BEGIN ROWS

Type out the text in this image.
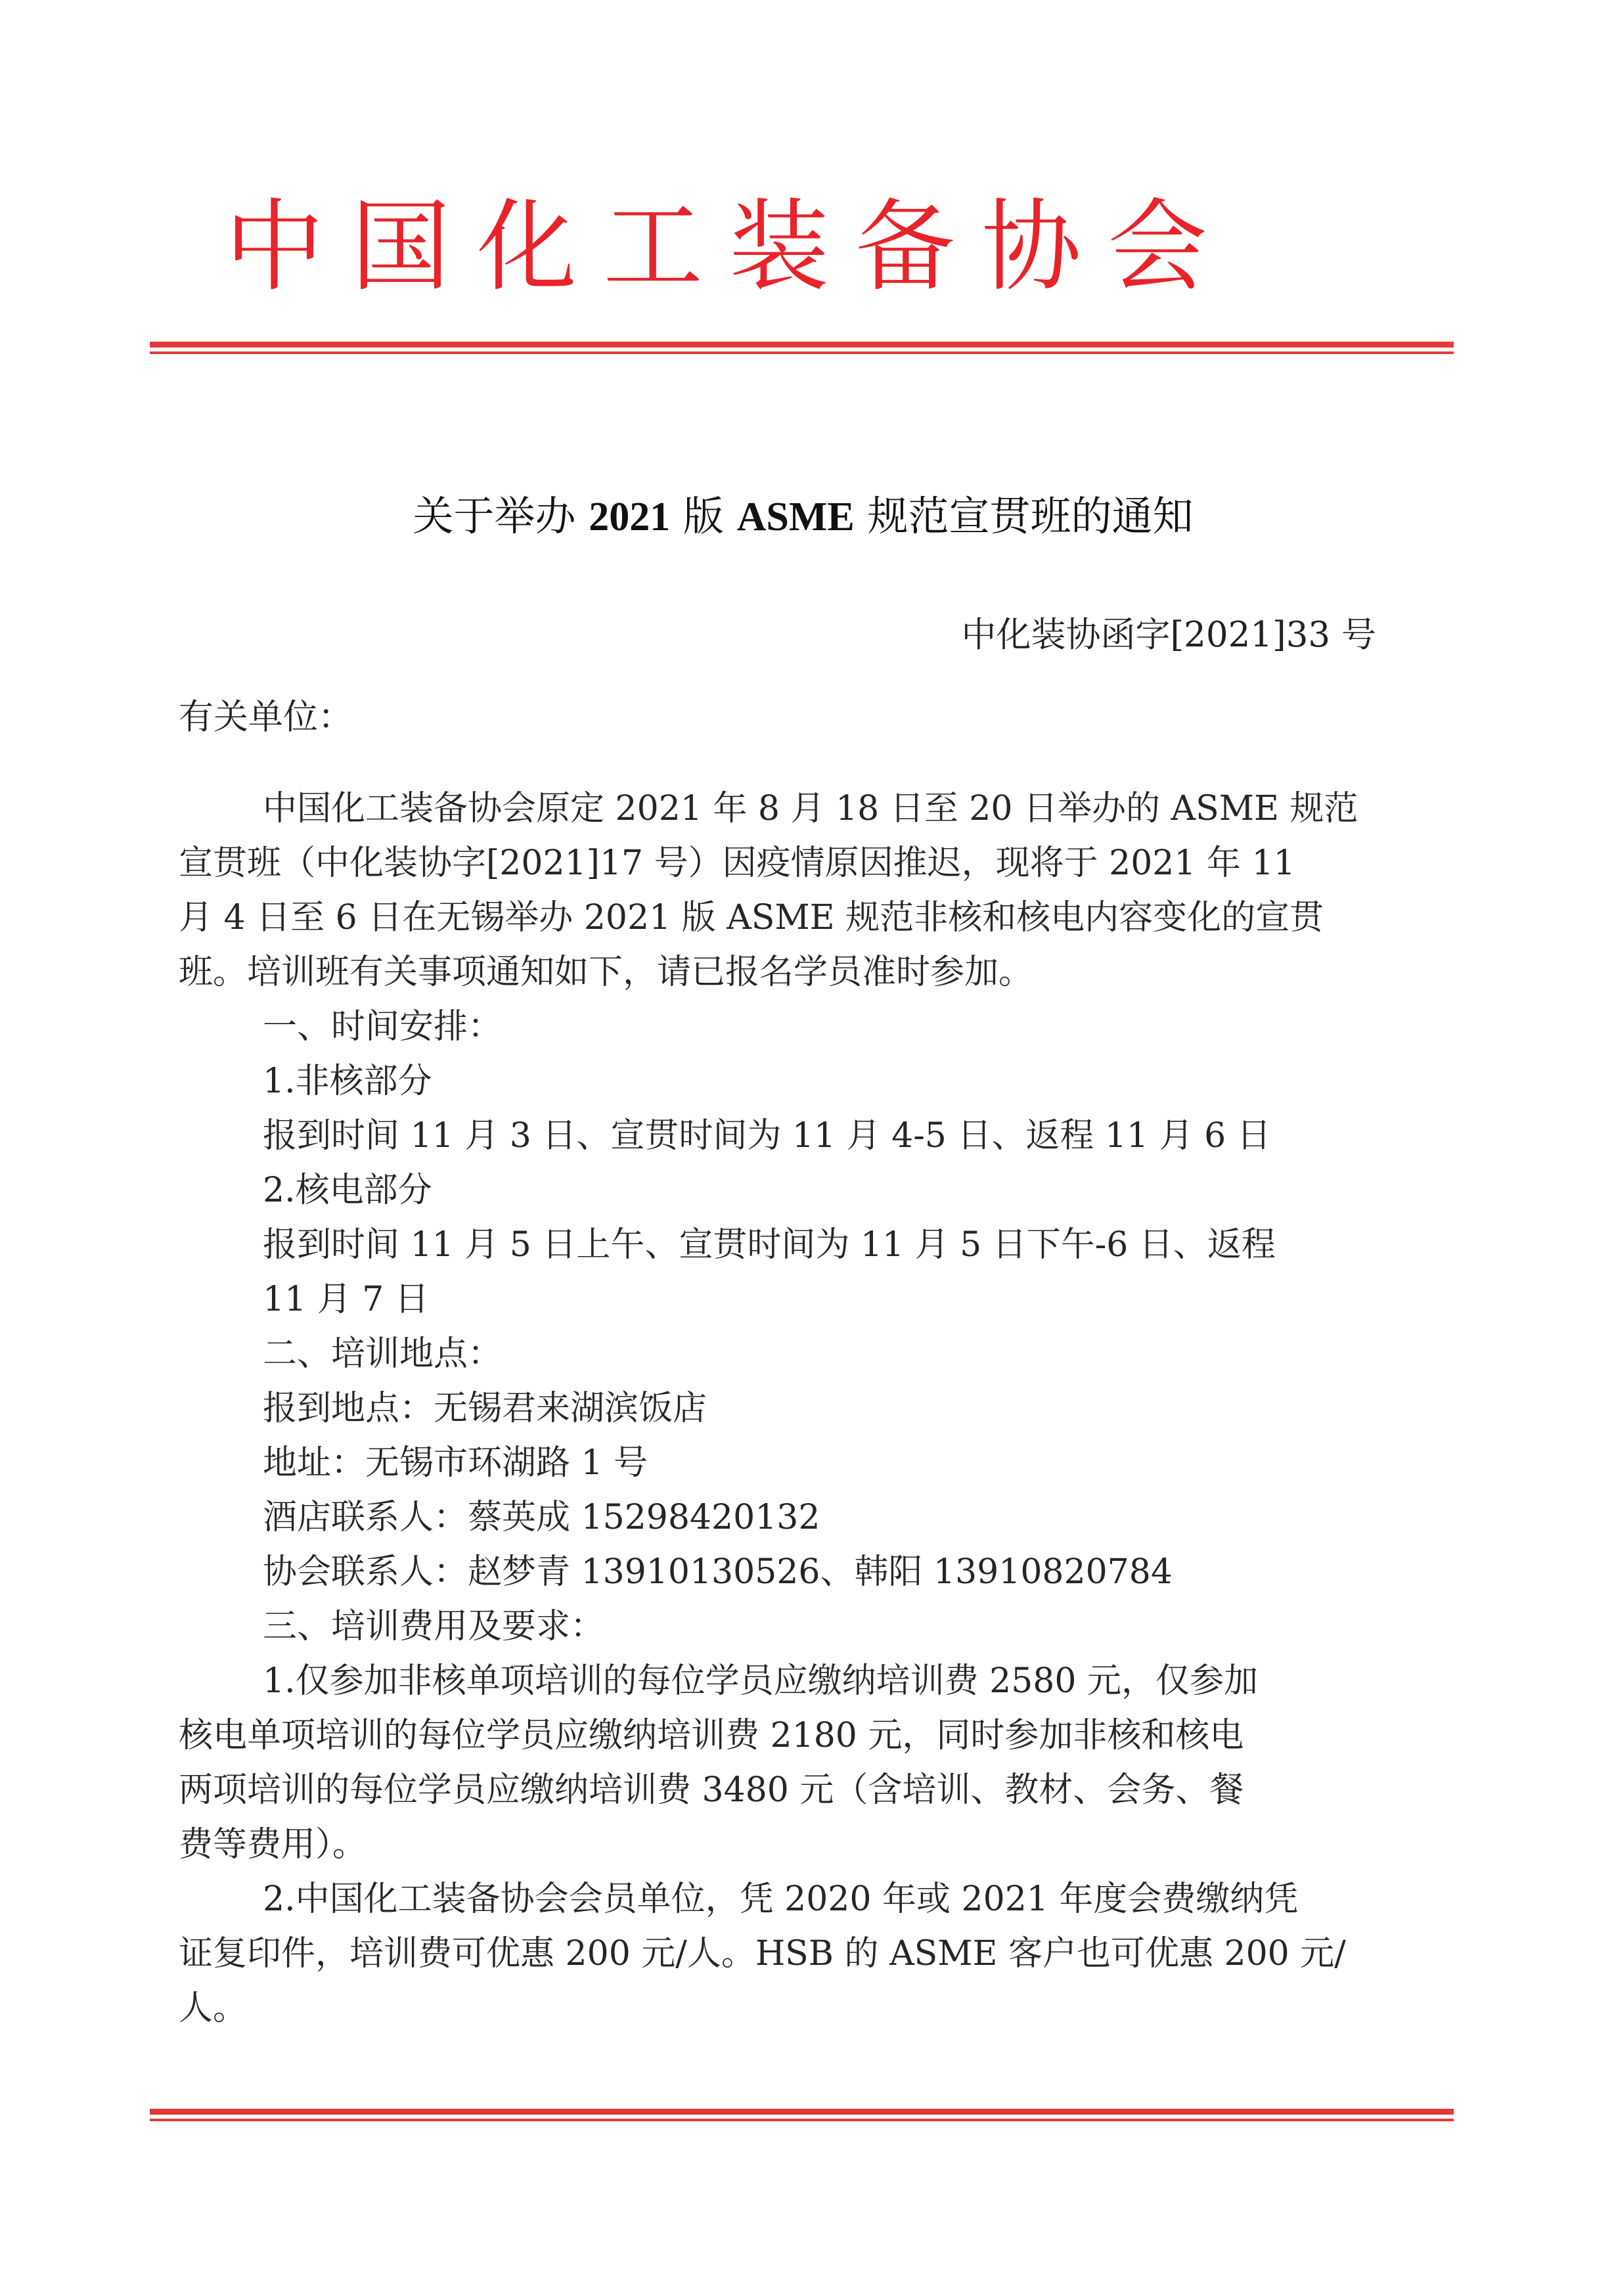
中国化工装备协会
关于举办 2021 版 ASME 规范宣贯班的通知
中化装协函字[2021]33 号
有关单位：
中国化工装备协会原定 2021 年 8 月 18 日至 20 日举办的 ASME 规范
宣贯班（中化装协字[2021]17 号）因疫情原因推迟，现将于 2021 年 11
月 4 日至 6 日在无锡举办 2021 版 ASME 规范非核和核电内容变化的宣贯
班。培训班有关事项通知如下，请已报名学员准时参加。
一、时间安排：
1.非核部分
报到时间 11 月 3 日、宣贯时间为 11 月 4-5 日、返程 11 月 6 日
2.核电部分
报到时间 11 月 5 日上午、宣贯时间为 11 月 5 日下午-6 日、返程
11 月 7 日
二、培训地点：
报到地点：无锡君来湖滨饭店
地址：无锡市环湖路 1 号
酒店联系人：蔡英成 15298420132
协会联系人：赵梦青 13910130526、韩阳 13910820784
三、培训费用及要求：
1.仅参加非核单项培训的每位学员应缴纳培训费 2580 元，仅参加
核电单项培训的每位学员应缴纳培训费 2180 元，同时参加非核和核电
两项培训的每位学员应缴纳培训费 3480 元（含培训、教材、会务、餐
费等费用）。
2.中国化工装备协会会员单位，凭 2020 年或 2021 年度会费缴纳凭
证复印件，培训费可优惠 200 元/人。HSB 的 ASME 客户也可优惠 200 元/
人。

END ROWS

• **WORK REQUIRED**: Using the records above, retype everything exactly except the pictures.

• **FINISHED TASK**:
Type out the text in this image.
中国化工装备协会
关于举办 2021 版 ASME 规范宣贯班的通知
中化装协函字[2021]33 号
有关单位：
中国化工装备协会原定 2021 年 8 月 18 日至 20 日举办的 ASME 规范
宣贯班（中化装协字[2021]17 号）因疫情原因推迟，现将于 2021 年 11
月 4 日至 6 日在无锡举办 2021 版 ASME 规范非核和核电内容变化的宣贯
班。培训班有关事项通知如下，请已报名学员准时参加。
一、时间安排：
1.非核部分
报到时间 11 月 3 日、宣贯时间为 11 月 4-5 日、返程 11 月 6 日
2.核电部分
报到时间 11 月 5 日上午、宣贯时间为 11 月 5 日下午-6 日、返程
11 月 7 日
二、培训地点：
报到地点：无锡君来湖滨饭店
地址：无锡市环湖路 1 号
酒店联系人：蔡英成 15298420132
协会联系人：赵梦青 13910130526、韩阳 13910820784
三、培训费用及要求：
1.仅参加非核单项培训的每位学员应缴纳培训费 2580 元，仅参加
核电单项培训的每位学员应缴纳培训费 2180 元，同时参加非核和核电
两项培训的每位学员应缴纳培训费 3480 元（含培训、教材、会务、餐
费等费用）。
2.中国化工装备协会会员单位，凭 2020 年或 2021 年度会费缴纳凭
证复印件，培训费可优惠 200 元/人。HSB 的 ASME 客户也可优惠 200 元/
人。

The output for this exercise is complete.